EXERCISE — Under this task are some entries; return every one of them exactly.

Items from a dataset —

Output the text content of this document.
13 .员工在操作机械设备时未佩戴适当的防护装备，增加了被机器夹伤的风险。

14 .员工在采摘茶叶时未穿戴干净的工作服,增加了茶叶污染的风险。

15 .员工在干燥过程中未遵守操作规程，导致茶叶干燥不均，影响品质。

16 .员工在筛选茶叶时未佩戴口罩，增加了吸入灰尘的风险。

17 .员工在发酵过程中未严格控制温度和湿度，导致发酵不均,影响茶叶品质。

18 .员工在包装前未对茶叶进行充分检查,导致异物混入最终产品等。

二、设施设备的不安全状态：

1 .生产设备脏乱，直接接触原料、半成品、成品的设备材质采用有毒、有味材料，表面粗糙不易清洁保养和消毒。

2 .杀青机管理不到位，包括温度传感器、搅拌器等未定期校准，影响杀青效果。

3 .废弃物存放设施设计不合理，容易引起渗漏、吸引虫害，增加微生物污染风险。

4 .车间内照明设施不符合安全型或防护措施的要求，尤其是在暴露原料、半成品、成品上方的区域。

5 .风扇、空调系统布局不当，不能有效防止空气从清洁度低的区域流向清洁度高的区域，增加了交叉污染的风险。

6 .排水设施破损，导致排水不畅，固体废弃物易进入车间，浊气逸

RESPONSE BELOW —
Output the text content of this document.
13 .员工在操作机械设备时未佩戴适当的防护装备，增加了被机器夹伤的风险。

14 .员工在采摘茶叶时未穿戴干净的工作服,增加了茶叶污染的风险。

15 .员工在干燥过程中未遵守操作规程，导致茶叶干燥不均，影响品质。

16 .员工在筛选茶叶时未佩戴口罩，增加了吸入灰尘的风险。

17 .员工在发酵过程中未严格控制温度和湿度，导致发酵不均,影响茶叶品质。

18 .员工在包装前未对茶叶进行充分检查,导致异物混入最终产品等。

二、设施设备的不安全状态：

1 .生产设备脏乱，直接接触原料、半成品、成品的设备材质采用有毒、有味材料，表面粗糙不易清洁保养和消毒。

2 .杀青机管理不到位，包括温度传感器、搅拌器等未定期校准，影响杀青效果。

3 .废弃物存放设施设计不合理，容易引起渗漏、吸引虫害，增加微生物污染风险。

4 .车间内照明设施不符合安全型或防护措施的要求，尤其是在暴露原料、半成品、成品上方的区域。

5 .风扇、空调系统布局不当，不能有效防止空气从清洁度低的区域流向清洁度高的区域，增加了交叉污染的风险。

6 .排水设施破损，导致排水不畅，固体废弃物易进入车间，浊气逸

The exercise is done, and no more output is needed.